=== Listed entries ===

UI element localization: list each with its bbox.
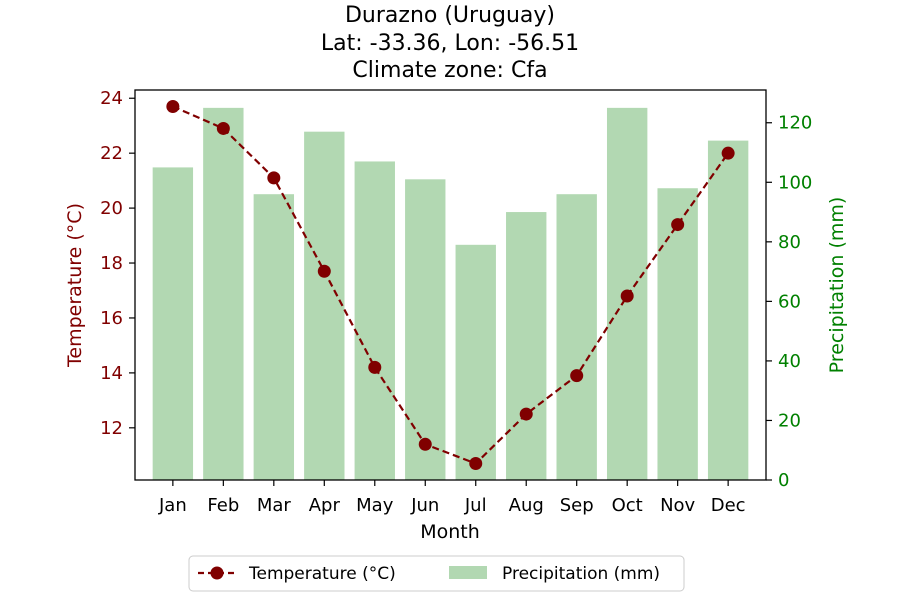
x-axis-label: Month <box>420 521 480 543</box>
y-left-tick-label: 12 <box>100 418 123 439</box>
x-tick-label: Apr <box>309 495 341 516</box>
x-tick-label: Jul <box>464 495 487 516</box>
y-right-tick-label: 100 <box>778 172 812 193</box>
legend-temperature-label: Temperature (°C) <box>248 564 396 584</box>
chart-title: Durazno (Uruguay) Lat: -33.36, Lon: -56.… <box>321 3 579 83</box>
x-tick-label: Jun <box>410 495 439 516</box>
temperature-point-jul <box>469 457 483 471</box>
precipitation-bar-aug <box>506 212 547 480</box>
precipitation-bar-sep <box>556 194 597 480</box>
precipitation-bar-jun <box>405 179 446 480</box>
precipitation-bar-dec <box>707 140 749 480</box>
temperature-point-jun <box>418 437 432 451</box>
legend: Temperature (°C) Precipitation (mm) <box>188 555 685 592</box>
legend-precipitation-label: Precipitation (mm) <box>502 564 660 584</box>
y-axis-right: 0 20 40 60 80 100 120 <box>766 113 812 491</box>
y-left-tick-label: 24 <box>100 88 123 109</box>
precipitation-bar-nov <box>657 188 698 481</box>
y-axis-left: 12 14 16 18 20 22 24 <box>100 88 135 439</box>
x-tick-label: May <box>356 495 394 516</box>
precipitation-bar-jul <box>455 244 496 480</box>
temperature-point-aug <box>519 407 533 421</box>
precipitation-bar-jan <box>152 167 194 480</box>
temperature-point-feb <box>216 121 230 135</box>
plot-area-frame <box>134 89 767 481</box>
chart-title-line-3: Climate zone: Cfa <box>352 58 547 83</box>
y-left-tick-label: 18 <box>100 253 123 274</box>
temperature-line <box>166 99 735 471</box>
precipitation-bar-may <box>354 161 395 480</box>
temperature-point-nov <box>671 218 685 232</box>
precipitation-bar-feb <box>203 107 244 480</box>
y-right-tick-label: 0 <box>778 470 789 491</box>
temperature-point-apr <box>317 264 331 278</box>
temperature-point-dec <box>721 146 735 160</box>
x-tick-label: Nov <box>660 495 695 516</box>
y-left-tick-label: 22 <box>100 143 123 164</box>
temperature-series-line <box>172 105 730 465</box>
x-tick-label: Mar <box>257 495 292 516</box>
y-right-tick-label: 60 <box>778 291 801 312</box>
x-tick-label: Sep <box>560 495 594 516</box>
y-axis-left-label: Temperature (°C) <box>64 203 86 368</box>
x-tick-label: Dec <box>711 495 746 516</box>
precipitation-bar-apr <box>304 131 345 480</box>
temperature-point-may <box>368 360 382 374</box>
y-right-tick-label: 120 <box>778 113 812 134</box>
y-left-tick-label: 20 <box>100 198 123 219</box>
chart-title-line-2: Lat: -33.36, Lon: -56.51 <box>321 31 579 56</box>
legend-precipitation-swatch <box>449 566 487 579</box>
x-axis: Jan Feb Mar Apr May Jun Jul Aug Sep Oct Nov Dec <box>158 480 746 516</box>
y-axis-right-label: Precipitation (mm) <box>826 197 848 374</box>
x-tick-label: Aug <box>509 495 544 516</box>
temperature-point-jan <box>166 99 180 113</box>
temperature-point-oct <box>620 289 634 303</box>
y-left-tick-label: 14 <box>100 363 123 384</box>
x-tick-label: Jan <box>158 495 187 516</box>
precipitation-bars <box>152 107 749 481</box>
chart-title-line-1: Durazno (Uruguay) <box>345 3 555 28</box>
y-right-tick-label: 20 <box>778 410 801 431</box>
legend-temperature-marker <box>210 566 224 580</box>
x-tick-label: Feb <box>207 495 239 516</box>
y-right-tick-label: 40 <box>778 351 801 372</box>
legend-box <box>188 555 685 592</box>
x-tick-label: Oct <box>612 495 643 516</box>
precipitation-bar-mar <box>253 194 295 480</box>
y-left-tick-label: 16 <box>100 308 123 329</box>
y-right-tick-label: 80 <box>778 232 801 253</box>
temperature-point-mar <box>267 171 281 185</box>
temperature-point-sep <box>570 369 584 383</box>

===

**Short exercise:**
Reproduce all of the lines above, substituting "Rainfall (mm)" for each occurrence of "Precipitation (mm)" and leaving everything else unchanged. Omit the picture from your answer.

**Exercise solution:**
UI element localization: list each with its bbox.
x-axis-label: Month <box>420 521 480 543</box>
y-left-tick-label: 12 <box>100 418 123 439</box>
x-tick-label: Apr <box>309 495 341 516</box>
x-tick-label: Jul <box>464 495 487 516</box>
y-right-tick-label: 100 <box>778 172 812 193</box>
legend-temperature-label: Temperature (°C) <box>248 564 396 584</box>
chart-title: Durazno (Uruguay) Lat: -33.36, Lon: -56.… <box>321 3 579 83</box>
x-tick-label: Jun <box>410 495 439 516</box>
temperature-point-jul <box>469 457 483 471</box>
precipitation-bar-aug <box>506 212 547 480</box>
precipitation-bar-sep <box>556 194 597 480</box>
precipitation-bar-jun <box>405 179 446 480</box>
precipitation-bar-dec <box>707 140 749 480</box>
temperature-point-jun <box>418 437 432 451</box>
legend: Temperature (°C) Rainfall (mm) <box>188 555 685 592</box>
legend-precipitation-label: Rainfall (mm) <box>502 564 660 584</box>
y-axis-right: 0 20 40 60 80 100 120 <box>766 113 812 491</box>
y-left-tick-label: 24 <box>100 88 123 109</box>
precipitation-bar-nov <box>657 188 698 481</box>
y-axis-left: 12 14 16 18 20 22 24 <box>100 88 135 439</box>
x-tick-label: May <box>356 495 394 516</box>
precipitation-bar-jul <box>455 244 496 480</box>
temperature-point-aug <box>519 407 533 421</box>
precipitation-bar-jan <box>152 167 194 480</box>
temperature-point-feb <box>216 121 230 135</box>
plot-area-frame <box>134 89 767 481</box>
chart-title-line-3: Climate zone: Cfa <box>352 58 547 83</box>
y-left-tick-label: 18 <box>100 253 123 274</box>
temperature-line <box>166 99 735 471</box>
precipitation-bar-may <box>354 161 395 480</box>
temperature-point-nov <box>671 218 685 232</box>
precipitation-bar-feb <box>203 107 244 480</box>
y-right-tick-label: 0 <box>778 470 789 491</box>
temperature-point-apr <box>317 264 331 278</box>
temperature-point-dec <box>721 146 735 160</box>
x-tick-label: Nov <box>660 495 695 516</box>
y-left-tick-label: 22 <box>100 143 123 164</box>
temperature-series-line <box>172 105 730 465</box>
x-tick-label: Mar <box>257 495 292 516</box>
y-right-tick-label: 60 <box>778 291 801 312</box>
x-tick-label: Sep <box>560 495 594 516</box>
y-axis-left-label: Temperature (°C) <box>64 203 86 368</box>
x-tick-label: Dec <box>711 495 746 516</box>
precipitation-bar-apr <box>304 131 345 480</box>
temperature-point-may <box>368 360 382 374</box>
y-right-tick-label: 120 <box>778 113 812 134</box>
y-left-tick-label: 20 <box>100 198 123 219</box>
chart-title-line-2: Lat: -33.36, Lon: -56.51 <box>321 31 579 56</box>
legend-precipitation-swatch <box>449 566 487 579</box>
x-axis: Jan Feb Mar Apr May Jun Jul Aug Sep Oct Nov Dec <box>158 480 746 516</box>
y-axis-right-label: Rainfall (mm) <box>826 197 848 374</box>
x-tick-label: Aug <box>509 495 544 516</box>
temperature-point-jan <box>166 99 180 113</box>
temperature-point-oct <box>620 289 634 303</box>
y-left-tick-label: 14 <box>100 363 123 384</box>
x-tick-label: Jan <box>158 495 187 516</box>
precipitation-bars <box>152 107 749 481</box>
chart-title-line-1: Durazno (Uruguay) <box>345 3 555 28</box>
y-right-tick-label: 20 <box>778 410 801 431</box>
legend-temperature-marker <box>210 566 224 580</box>
x-tick-label: Feb <box>207 495 239 516</box>
y-right-tick-label: 40 <box>778 351 801 372</box>
legend-box <box>188 555 685 592</box>
x-tick-label: Oct <box>612 495 643 516</box>
precipitation-bar-mar <box>253 194 295 480</box>
y-left-tick-label: 16 <box>100 308 123 329</box>
y-right-tick-label: 80 <box>778 232 801 253</box>
temperature-point-mar <box>267 171 281 185</box>
temperature-point-sep <box>570 369 584 383</box>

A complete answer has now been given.